Output every record below exactly as it appears.

■ Data excerpts:
========

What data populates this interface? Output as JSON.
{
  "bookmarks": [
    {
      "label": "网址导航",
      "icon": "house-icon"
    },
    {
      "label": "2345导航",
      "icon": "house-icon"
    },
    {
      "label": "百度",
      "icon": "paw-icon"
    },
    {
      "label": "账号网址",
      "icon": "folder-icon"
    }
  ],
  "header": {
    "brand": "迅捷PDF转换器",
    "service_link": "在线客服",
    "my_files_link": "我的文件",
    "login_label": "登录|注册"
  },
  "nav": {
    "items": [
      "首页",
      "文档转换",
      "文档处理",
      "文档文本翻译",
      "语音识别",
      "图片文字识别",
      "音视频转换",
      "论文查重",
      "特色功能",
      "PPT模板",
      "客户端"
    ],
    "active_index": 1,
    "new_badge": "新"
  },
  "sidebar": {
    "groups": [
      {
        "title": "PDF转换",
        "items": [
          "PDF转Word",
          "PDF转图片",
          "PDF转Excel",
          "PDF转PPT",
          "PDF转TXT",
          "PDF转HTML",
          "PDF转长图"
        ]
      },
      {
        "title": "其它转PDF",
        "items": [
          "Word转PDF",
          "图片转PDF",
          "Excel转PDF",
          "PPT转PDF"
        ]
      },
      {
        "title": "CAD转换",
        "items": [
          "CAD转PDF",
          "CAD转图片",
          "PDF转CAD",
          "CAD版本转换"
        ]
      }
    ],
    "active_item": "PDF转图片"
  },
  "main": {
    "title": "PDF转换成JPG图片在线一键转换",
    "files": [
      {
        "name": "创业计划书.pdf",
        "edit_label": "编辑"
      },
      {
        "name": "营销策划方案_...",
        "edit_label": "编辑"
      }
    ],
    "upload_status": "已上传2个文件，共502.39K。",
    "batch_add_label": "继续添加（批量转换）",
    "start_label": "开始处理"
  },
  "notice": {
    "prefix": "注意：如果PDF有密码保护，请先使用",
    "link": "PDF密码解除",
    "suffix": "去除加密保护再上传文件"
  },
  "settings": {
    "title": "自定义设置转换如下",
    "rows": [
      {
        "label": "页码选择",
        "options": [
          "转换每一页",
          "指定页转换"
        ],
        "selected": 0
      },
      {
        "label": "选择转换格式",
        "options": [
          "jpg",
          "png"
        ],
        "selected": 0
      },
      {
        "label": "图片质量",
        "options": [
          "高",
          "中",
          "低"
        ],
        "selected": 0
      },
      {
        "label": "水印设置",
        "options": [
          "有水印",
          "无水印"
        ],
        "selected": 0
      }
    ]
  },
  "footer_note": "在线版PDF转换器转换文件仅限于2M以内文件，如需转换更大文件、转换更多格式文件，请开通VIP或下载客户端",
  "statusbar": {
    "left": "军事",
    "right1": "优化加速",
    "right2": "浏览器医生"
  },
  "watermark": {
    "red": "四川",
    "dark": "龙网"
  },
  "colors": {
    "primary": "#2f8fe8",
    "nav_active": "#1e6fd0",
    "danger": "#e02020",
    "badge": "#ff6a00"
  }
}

========

■ CORRECT ANSWER:
What data populates this interface? Output as JSON.
{
  "bookmarks": [
    {
      "label": "网址导航",
      "icon": "house-icon"
    },
    {
      "label": "2345导航",
      "icon": "house-icon"
    },
    {
      "label": "百度",
      "icon": "paw-icon"
    },
    {
      "label": "账号网址",
      "icon": "folder-icon"
    }
  ],
  "header": {
    "brand": "迅捷PDF转换器",
    "service_link": "在线客服",
    "my_files_link": "我的文件",
    "login_label": "登录|注册"
  },
  "nav": {
    "items": [
      "首页",
      "文档转换",
      "文档处理",
      "文档文本翻译",
      "语音识别",
      "图片文字识别",
      "音视频转换",
      "论文查重",
      "特色功能",
      "PPT模板",
      "客户端"
    ],
    "active_index": 1,
    "new_badge": "新"
  },
  "sidebar": {
    "groups": [
      {
        "title": "PDF转换",
        "items": [
          "PDF转Word",
          "PDF转图片",
          "PDF转Excel",
          "PDF转PPT",
          "PDF转TXT",
          "PDF转HTML",
          "PDF转长图"
        ]
      },
      {
        "title": "其它转PDF",
        "items": [
          "Word转PDF",
          "图片转PDF",
          "Excel转PDF",
          "PPT转PDF"
        ]
      },
      {
        "title": "CAD转换",
        "items": [
          "CAD转PDF",
          "CAD转图片",
          "PDF转CAD",
          "CAD版本转换"
        ]
      }
    ],
    "active_item": "PDF转图片"
  },
  "main": {
    "title": "PDF转换成JPG图片在线一键转换",
    "files": [
      {
        "name": "创业计划书.pdf",
        "edit_label": "编辑"
      },
      {
        "name": "营销策划方案_...",
        "edit_label": "编辑"
      }
    ],
    "upload_status": "已上传2个文件，共502.39K。",
    "batch_add_label": "继续添加（批量转换）",
    "start_label": "开始处理"
  },
  "notice": {
    "prefix": "注意：如果PDF有密码保护，请先使用",
    "link": "PDF密码解除",
    "suffix": "去除加密保护再上传文件"
  },
  "settings": {
    "title": "自定义设置转换如下",
    "rows": [
      {
        "label": "页码选择",
        "options": [
          "转换每一页",
          "指定页转换"
        ],
        "selected": 0
      },
      {
        "label": "选择转换格式",
        "options": [
          "jpg",
          "png"
        ],
        "selected": 0
      },
      {
        "label": "图片质量",
        "options": [
          "高",
          "中",
          "低"
        ],
        "selected": 0
      },
      {
        "label": "水印设置",
        "options": [
          "有水印",
          "无水印"
        ],
        "selected": 0
      }
    ]
  },
  "footer_note": "在线版PDF转换器转换文件仅限于2M以内文件，如需转换更大文件、转换更多格式文件，请开通VIP或下载客户端",
  "statusbar": {
    "left": "军事",
    "right1": "优化加速",
    "right2": "浏览器医生"
  },
  "watermark": {
    "red": "四川",
    "dark": "龙网"
  },
  "colors": {
    "primary": "#2f8fe8",
    "nav_active": "#1e6fd0",
    "danger": "#e02020",
    "badge": "#ff6a00"
  }
}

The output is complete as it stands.